[BEGIN Working data]

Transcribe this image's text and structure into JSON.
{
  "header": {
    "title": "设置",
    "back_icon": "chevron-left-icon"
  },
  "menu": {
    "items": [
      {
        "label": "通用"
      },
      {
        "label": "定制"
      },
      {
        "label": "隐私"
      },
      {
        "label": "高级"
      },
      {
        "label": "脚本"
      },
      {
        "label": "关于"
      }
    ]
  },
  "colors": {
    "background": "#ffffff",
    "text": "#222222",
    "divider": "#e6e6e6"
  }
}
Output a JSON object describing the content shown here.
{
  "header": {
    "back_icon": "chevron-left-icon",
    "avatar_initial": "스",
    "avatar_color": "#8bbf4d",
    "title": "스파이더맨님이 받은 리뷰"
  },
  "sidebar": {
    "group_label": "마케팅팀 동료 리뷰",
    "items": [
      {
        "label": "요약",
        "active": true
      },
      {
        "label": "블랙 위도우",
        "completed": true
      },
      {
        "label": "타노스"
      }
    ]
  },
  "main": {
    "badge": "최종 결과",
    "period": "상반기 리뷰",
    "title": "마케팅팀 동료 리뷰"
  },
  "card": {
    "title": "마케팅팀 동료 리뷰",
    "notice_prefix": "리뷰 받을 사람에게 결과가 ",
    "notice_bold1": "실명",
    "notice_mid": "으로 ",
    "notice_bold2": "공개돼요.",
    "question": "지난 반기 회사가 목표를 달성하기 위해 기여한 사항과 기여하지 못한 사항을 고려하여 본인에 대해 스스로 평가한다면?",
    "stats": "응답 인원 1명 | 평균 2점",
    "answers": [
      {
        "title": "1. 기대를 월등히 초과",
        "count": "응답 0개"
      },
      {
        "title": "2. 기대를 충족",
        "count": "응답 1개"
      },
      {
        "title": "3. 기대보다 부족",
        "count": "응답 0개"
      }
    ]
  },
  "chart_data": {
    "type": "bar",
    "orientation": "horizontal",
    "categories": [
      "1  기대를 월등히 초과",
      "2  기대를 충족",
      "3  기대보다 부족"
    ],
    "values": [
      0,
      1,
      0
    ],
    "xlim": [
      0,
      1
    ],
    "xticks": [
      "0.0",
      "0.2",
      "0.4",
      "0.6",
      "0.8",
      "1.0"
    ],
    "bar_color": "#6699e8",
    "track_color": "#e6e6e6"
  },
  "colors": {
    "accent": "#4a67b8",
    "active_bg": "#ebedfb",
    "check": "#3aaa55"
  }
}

[END Working data]

Write out the material exactly as given.

• _Result_
Transcribe this image's text and structure into JSON.
{
  "header": {
    "title": "设置",
    "back_icon": "chevron-left-icon"
  },
  "menu": {
    "items": [
      {
        "label": "通用"
      },
      {
        "label": "定制"
      },
      {
        "label": "隐私"
      },
      {
        "label": "高级"
      },
      {
        "label": "脚本"
      },
      {
        "label": "关于"
      }
    ]
  },
  "colors": {
    "background": "#ffffff",
    "text": "#222222",
    "divider": "#e6e6e6"
  }
}
Output a JSON object describing the content shown here.
{
  "header": {
    "back_icon": "chevron-left-icon",
    "avatar_initial": "스",
    "avatar_color": "#8bbf4d",
    "title": "스파이더맨님이 받은 리뷰"
  },
  "sidebar": {
    "group_label": "마케팅팀 동료 리뷰",
    "items": [
      {
        "label": "요약",
        "active": true
      },
      {
        "label": "블랙 위도우",
        "completed": true
      },
      {
        "label": "타노스"
      }
    ]
  },
  "main": {
    "badge": "최종 결과",
    "period": "상반기 리뷰",
    "title": "마케팅팀 동료 리뷰"
  },
  "card": {
    "title": "마케팅팀 동료 리뷰",
    "notice_prefix": "리뷰 받을 사람에게 결과가 ",
    "notice_bold1": "실명",
    "notice_mid": "으로 ",
    "notice_bold2": "공개돼요.",
    "question": "지난 반기 회사가 목표를 달성하기 위해 기여한 사항과 기여하지 못한 사항을 고려하여 본인에 대해 스스로 평가한다면?",
    "stats": "응답 인원 1명 | 평균 2점",
    "answers": [
      {
        "title": "1. 기대를 월등히 초과",
        "count": "응답 0개"
      },
      {
        "title": "2. 기대를 충족",
        "count": "응답 1개"
      },
      {
        "title": "3. 기대보다 부족",
        "count": "응답 0개"
      }
    ]
  },
  "chart_data": {
    "type": "bar",
    "orientation": "horizontal",
    "categories": [
      "1  기대를 월등히 초과",
      "2  기대를 충족",
      "3  기대보다 부족"
    ],
    "values": [
      0,
      1,
      0
    ],
    "xlim": [
      0,
      1
    ],
    "xticks": [
      "0.0",
      "0.2",
      "0.4",
      "0.6",
      "0.8",
      "1.0"
    ],
    "bar_color": "#6699e8",
    "track_color": "#e6e6e6"
  },
  "colors": {
    "accent": "#4a67b8",
    "active_bg": "#ebedfb",
    "check": "#3aaa55"
  }
}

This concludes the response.